Problem details
Each line of the material must be repeated precisely, with the pictures left out.

**********

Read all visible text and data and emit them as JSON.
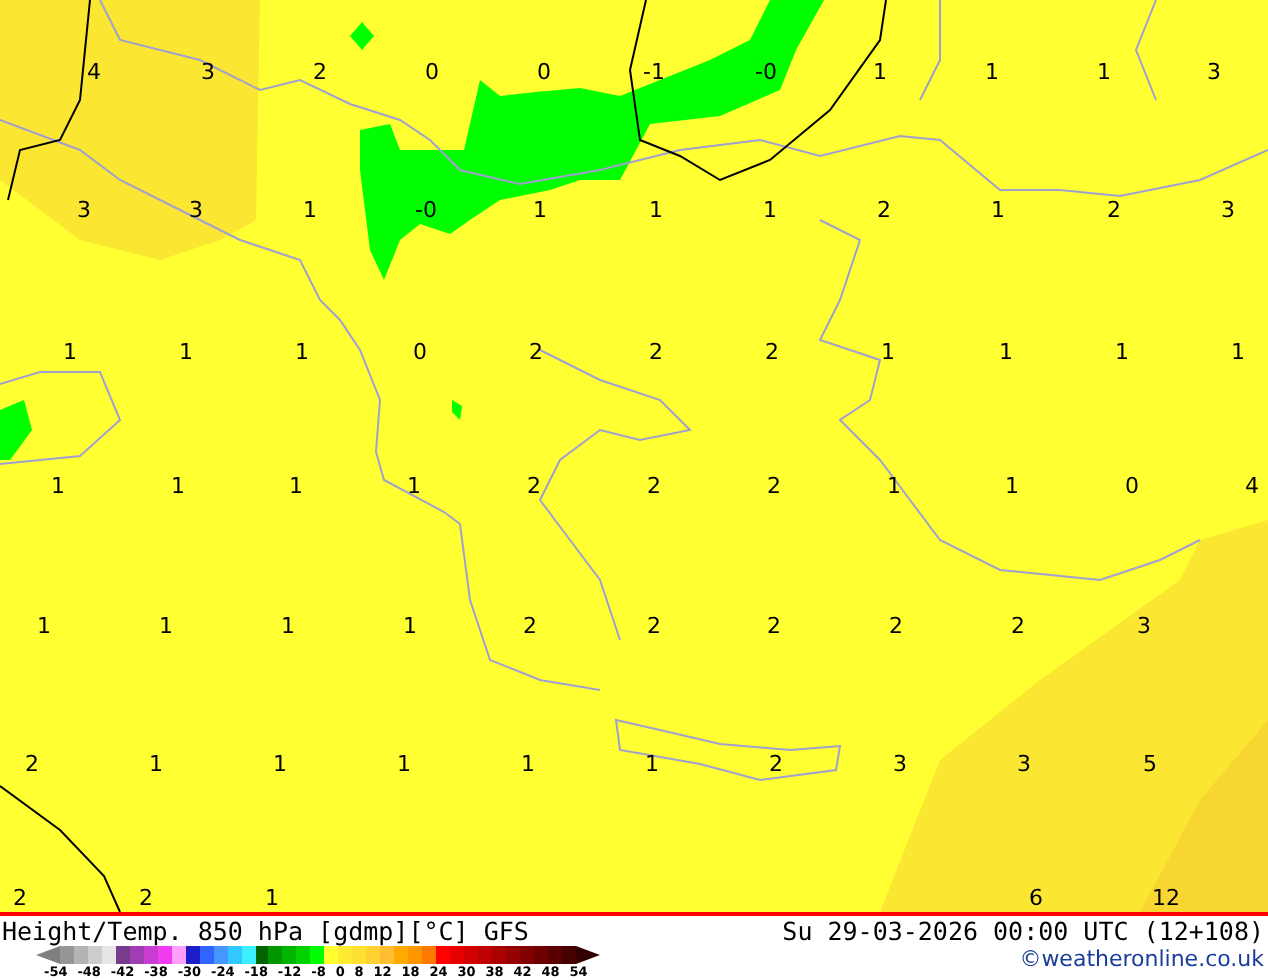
{
  "map": {
    "value_rows": [
      [
        "4",
        "3",
        "2",
        "0",
        "0",
        "-1",
        "-0",
        "1",
        "1",
        "1",
        "3"
      ],
      [
        "3",
        "3",
        "1",
        "-0",
        "1",
        "1",
        "1",
        "2",
        "1",
        "2",
        "3"
      ],
      [
        "1",
        "1",
        "1",
        "0",
        "2",
        "2",
        "2",
        "1",
        "1",
        "1",
        "1"
      ],
      [
        "1",
        "1",
        "1",
        "1",
        "2",
        "2",
        "2",
        "1",
        "1",
        "0",
        "4"
      ],
      [
        "1",
        "1",
        "1",
        "1",
        "2",
        "2",
        "2",
        "2",
        "2",
        "3"
      ],
      [
        "2",
        "1",
        "1",
        "1",
        "1",
        "1",
        "2",
        "3",
        "3",
        "5"
      ],
      [
        "2",
        "2",
        "1",
        "6",
        "12"
      ]
    ]
  },
  "footer": {
    "title": "Height/Temp. 850 hPa [gdmp][°C] GFS",
    "valid_time": "Su 29-03-2026 00:00 UTC (12+108)",
    "legend": {
      "colors": [
        {
          "color": "#969696"
        },
        {
          "color": "#b4b4b4"
        },
        {
          "color": "#cdcdcd"
        },
        {
          "color": "#e6e6e6"
        },
        {
          "color": "#783c8c"
        },
        {
          "color": "#a03cb4"
        },
        {
          "color": "#c83cd2"
        },
        {
          "color": "#f03cf0"
        },
        {
          "color": "#ffa0ff"
        },
        {
          "color": "#1e1ec8"
        },
        {
          "color": "#3264ff"
        },
        {
          "color": "#4696ff"
        },
        {
          "color": "#32c8ff"
        },
        {
          "color": "#3cf0ff"
        },
        {
          "color": "#006400"
        },
        {
          "color": "#009600"
        },
        {
          "color": "#00b400"
        },
        {
          "color": "#00d200"
        },
        {
          "color": "#00ff00"
        },
        {
          "color": "#ffff32"
        },
        {
          "color": "#ffeb32"
        },
        {
          "color": "#ffe132"
        },
        {
          "color": "#ffd232"
        },
        {
          "color": "#ffbe32"
        },
        {
          "color": "#ffaa00"
        },
        {
          "color": "#ff9600"
        },
        {
          "color": "#ff7800"
        },
        {
          "color": "#ff0000"
        },
        {
          "color": "#e60000"
        },
        {
          "color": "#d20000"
        },
        {
          "color": "#be0000"
        },
        {
          "color": "#aa0000"
        },
        {
          "color": "#960000"
        },
        {
          "color": "#820000"
        },
        {
          "color": "#6e0000"
        },
        {
          "color": "#5a0000"
        },
        {
          "color": "#460000"
        }
      ],
      "ticks": [
        "-54",
        "-48",
        "-42",
        "-38",
        "-30",
        "-24",
        "-18",
        "-12",
        "-8",
        "0",
        "8",
        "12",
        "18",
        "24",
        "30",
        "38",
        "42",
        "48",
        "54"
      ]
    },
    "copyright": "©weatheronline.co.uk"
  }
}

**********

Correct output
Read all visible text and data and emit them as JSON.
{
  "map": {
    "value_rows": [
      [
        "4",
        "3",
        "2",
        "0",
        "0",
        "-1",
        "-0",
        "1",
        "1",
        "1",
        "3"
      ],
      [
        "3",
        "3",
        "1",
        "-0",
        "1",
        "1",
        "1",
        "2",
        "1",
        "2",
        "3"
      ],
      [
        "1",
        "1",
        "1",
        "0",
        "2",
        "2",
        "2",
        "1",
        "1",
        "1",
        "1"
      ],
      [
        "1",
        "1",
        "1",
        "1",
        "2",
        "2",
        "2",
        "1",
        "1",
        "0",
        "4"
      ],
      [
        "1",
        "1",
        "1",
        "1",
        "2",
        "2",
        "2",
        "2",
        "2",
        "3"
      ],
      [
        "2",
        "1",
        "1",
        "1",
        "1",
        "1",
        "2",
        "3",
        "3",
        "5"
      ],
      [
        "2",
        "2",
        "1",
        "6",
        "12"
      ]
    ]
  },
  "footer": {
    "title": "Height/Temp. 850 hPa [gdmp][°C] GFS",
    "valid_time": "Su 29-03-2026 00:00 UTC (12+108)",
    "legend": {
      "colors": [
        {
          "color": "#969696"
        },
        {
          "color": "#b4b4b4"
        },
        {
          "color": "#cdcdcd"
        },
        {
          "color": "#e6e6e6"
        },
        {
          "color": "#783c8c"
        },
        {
          "color": "#a03cb4"
        },
        {
          "color": "#c83cd2"
        },
        {
          "color": "#f03cf0"
        },
        {
          "color": "#ffa0ff"
        },
        {
          "color": "#1e1ec8"
        },
        {
          "color": "#3264ff"
        },
        {
          "color": "#4696ff"
        },
        {
          "color": "#32c8ff"
        },
        {
          "color": "#3cf0ff"
        },
        {
          "color": "#006400"
        },
        {
          "color": "#009600"
        },
        {
          "color": "#00b400"
        },
        {
          "color": "#00d200"
        },
        {
          "color": "#00ff00"
        },
        {
          "color": "#ffff32"
        },
        {
          "color": "#ffeb32"
        },
        {
          "color": "#ffe132"
        },
        {
          "color": "#ffd232"
        },
        {
          "color": "#ffbe32"
        },
        {
          "color": "#ffaa00"
        },
        {
          "color": "#ff9600"
        },
        {
          "color": "#ff7800"
        },
        {
          "color": "#ff0000"
        },
        {
          "color": "#e60000"
        },
        {
          "color": "#d20000"
        },
        {
          "color": "#be0000"
        },
        {
          "color": "#aa0000"
        },
        {
          "color": "#960000"
        },
        {
          "color": "#820000"
        },
        {
          "color": "#6e0000"
        },
        {
          "color": "#5a0000"
        },
        {
          "color": "#460000"
        }
      ],
      "ticks": [
        "-54",
        "-48",
        "-42",
        "-38",
        "-30",
        "-24",
        "-18",
        "-12",
        "-8",
        "0",
        "8",
        "12",
        "18",
        "24",
        "30",
        "38",
        "42",
        "48",
        "54"
      ]
    },
    "copyright": "©weatheronline.co.uk"
  }
}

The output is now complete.